> **Exercise objective**
Please read the records below and return each line holding the string "killed".

(Data entries)

=== Section Start ===

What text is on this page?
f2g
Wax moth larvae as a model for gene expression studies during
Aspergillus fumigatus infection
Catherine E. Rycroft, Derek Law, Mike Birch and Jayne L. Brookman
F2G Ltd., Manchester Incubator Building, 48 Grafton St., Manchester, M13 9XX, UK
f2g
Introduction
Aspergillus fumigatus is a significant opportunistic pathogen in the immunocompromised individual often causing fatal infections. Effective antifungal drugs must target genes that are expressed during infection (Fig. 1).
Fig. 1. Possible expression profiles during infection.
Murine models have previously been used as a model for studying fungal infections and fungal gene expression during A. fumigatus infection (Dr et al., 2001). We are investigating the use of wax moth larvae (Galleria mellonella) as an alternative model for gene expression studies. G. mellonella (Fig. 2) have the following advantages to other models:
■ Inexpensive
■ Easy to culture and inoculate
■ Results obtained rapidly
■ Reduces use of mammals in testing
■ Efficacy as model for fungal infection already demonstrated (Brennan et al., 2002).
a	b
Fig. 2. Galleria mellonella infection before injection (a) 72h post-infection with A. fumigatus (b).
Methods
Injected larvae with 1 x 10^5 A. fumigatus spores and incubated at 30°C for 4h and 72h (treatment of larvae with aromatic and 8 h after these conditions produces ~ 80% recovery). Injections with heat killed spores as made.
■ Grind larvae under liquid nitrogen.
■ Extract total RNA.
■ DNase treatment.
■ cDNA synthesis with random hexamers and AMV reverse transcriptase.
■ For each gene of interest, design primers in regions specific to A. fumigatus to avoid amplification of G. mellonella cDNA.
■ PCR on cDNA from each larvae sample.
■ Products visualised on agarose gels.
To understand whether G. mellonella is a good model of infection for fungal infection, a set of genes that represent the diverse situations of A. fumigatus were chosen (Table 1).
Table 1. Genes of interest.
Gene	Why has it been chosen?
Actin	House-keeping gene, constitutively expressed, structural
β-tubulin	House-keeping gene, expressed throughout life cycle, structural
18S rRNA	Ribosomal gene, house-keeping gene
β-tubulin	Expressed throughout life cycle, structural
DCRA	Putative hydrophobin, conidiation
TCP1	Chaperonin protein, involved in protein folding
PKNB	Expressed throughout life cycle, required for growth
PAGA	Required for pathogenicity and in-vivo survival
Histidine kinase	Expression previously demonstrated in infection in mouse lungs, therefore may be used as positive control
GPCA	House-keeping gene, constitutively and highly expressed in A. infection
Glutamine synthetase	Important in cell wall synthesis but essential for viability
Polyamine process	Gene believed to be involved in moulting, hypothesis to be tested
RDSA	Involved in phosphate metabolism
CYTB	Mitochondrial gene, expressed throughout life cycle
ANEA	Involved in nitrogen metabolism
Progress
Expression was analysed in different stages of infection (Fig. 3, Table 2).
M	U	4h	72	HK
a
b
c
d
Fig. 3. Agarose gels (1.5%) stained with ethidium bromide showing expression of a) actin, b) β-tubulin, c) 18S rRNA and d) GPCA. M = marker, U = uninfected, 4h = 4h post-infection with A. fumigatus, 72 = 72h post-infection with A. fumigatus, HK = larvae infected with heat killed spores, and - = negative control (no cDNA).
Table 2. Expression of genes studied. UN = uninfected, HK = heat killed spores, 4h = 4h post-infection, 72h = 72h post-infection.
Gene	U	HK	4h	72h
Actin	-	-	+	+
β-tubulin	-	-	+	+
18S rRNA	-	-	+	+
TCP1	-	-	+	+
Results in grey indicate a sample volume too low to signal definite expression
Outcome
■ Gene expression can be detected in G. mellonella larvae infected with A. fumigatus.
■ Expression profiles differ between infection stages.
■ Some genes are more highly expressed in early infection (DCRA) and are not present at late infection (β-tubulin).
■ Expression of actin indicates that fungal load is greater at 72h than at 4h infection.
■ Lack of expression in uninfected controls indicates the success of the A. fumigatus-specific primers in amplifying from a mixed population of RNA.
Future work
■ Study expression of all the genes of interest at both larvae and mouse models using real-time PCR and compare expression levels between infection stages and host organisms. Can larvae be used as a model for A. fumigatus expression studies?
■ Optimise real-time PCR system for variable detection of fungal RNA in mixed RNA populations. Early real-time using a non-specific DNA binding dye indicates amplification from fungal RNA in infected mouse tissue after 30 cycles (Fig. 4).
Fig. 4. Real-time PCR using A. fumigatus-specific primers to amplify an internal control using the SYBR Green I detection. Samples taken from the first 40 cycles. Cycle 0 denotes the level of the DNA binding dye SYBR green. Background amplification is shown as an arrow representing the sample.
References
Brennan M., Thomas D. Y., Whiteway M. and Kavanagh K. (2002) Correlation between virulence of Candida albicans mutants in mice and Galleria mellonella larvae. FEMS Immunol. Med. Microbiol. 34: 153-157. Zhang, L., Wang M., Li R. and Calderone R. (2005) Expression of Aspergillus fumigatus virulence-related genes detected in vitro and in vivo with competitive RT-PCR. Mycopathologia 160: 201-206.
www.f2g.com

=== Section End ===
=== Section Start ===

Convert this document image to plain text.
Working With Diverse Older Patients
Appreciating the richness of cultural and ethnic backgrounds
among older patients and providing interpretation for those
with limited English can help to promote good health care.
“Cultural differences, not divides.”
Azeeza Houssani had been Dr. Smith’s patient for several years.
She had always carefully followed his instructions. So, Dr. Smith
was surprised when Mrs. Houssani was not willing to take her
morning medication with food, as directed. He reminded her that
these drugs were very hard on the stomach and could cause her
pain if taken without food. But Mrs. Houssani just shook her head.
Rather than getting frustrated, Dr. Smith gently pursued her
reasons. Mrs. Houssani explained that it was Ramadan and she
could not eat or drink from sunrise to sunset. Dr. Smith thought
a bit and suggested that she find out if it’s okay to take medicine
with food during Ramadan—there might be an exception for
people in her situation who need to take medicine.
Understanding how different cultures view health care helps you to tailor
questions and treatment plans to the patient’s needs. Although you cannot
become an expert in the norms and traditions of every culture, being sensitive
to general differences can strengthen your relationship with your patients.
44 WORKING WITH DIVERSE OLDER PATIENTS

=== Section End ===
=== Section Start ===

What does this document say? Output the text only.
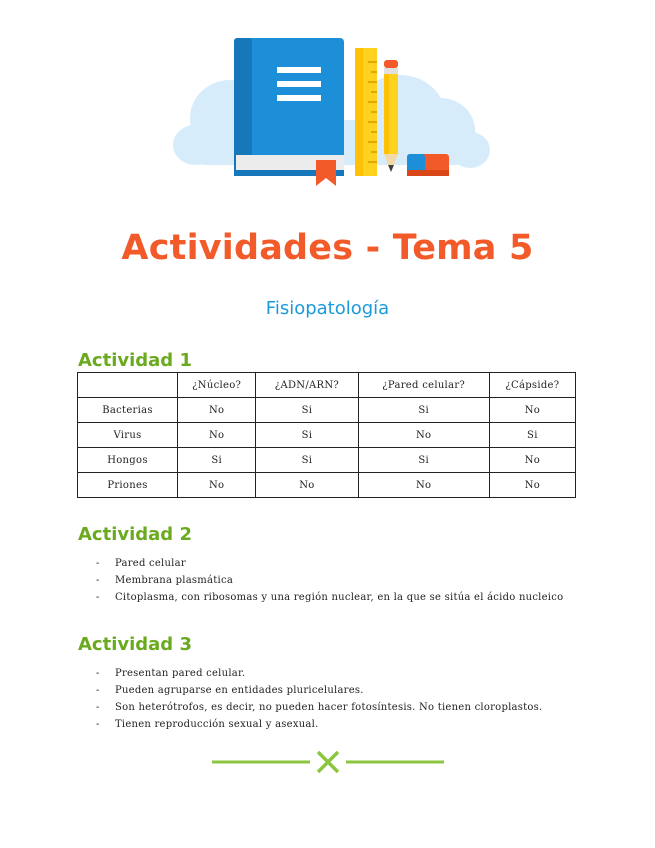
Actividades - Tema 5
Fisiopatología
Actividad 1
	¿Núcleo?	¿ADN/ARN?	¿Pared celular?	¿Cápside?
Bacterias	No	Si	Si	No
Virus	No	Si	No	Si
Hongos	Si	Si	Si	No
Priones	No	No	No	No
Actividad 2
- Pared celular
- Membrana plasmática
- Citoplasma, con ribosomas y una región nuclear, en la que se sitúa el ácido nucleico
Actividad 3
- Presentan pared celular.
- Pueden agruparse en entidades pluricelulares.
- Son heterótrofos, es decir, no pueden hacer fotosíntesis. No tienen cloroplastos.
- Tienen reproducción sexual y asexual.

=== Section End ===

> **Result of this task**
Injected larvae with 1 x 10^5 A. fumigatus spores and incubated at 30°C for 4h and 72h (treatment of larvae with aromatic and 8 h after these conditions produces ~ 80% recovery). Injections with heat killed spores as made.
Fig. 3. Agarose gels (1.5%) stained with ethidium bromide showing expression of a) actin, b) β-tubulin, c) 18S rRNA and d) GPCA. M = marker, U = uninfected, 4h = 4h post-infection with A. fumigatus, 72 = 72h post-infection with A. fumigatus, HK = larvae infected with heat killed spores, and - = negative control (no cDNA).
Table 2. Expression of genes studied. UN = uninfected, HK = heat killed spores, 4h = 4h post-infection, 72h = 72h post-infection.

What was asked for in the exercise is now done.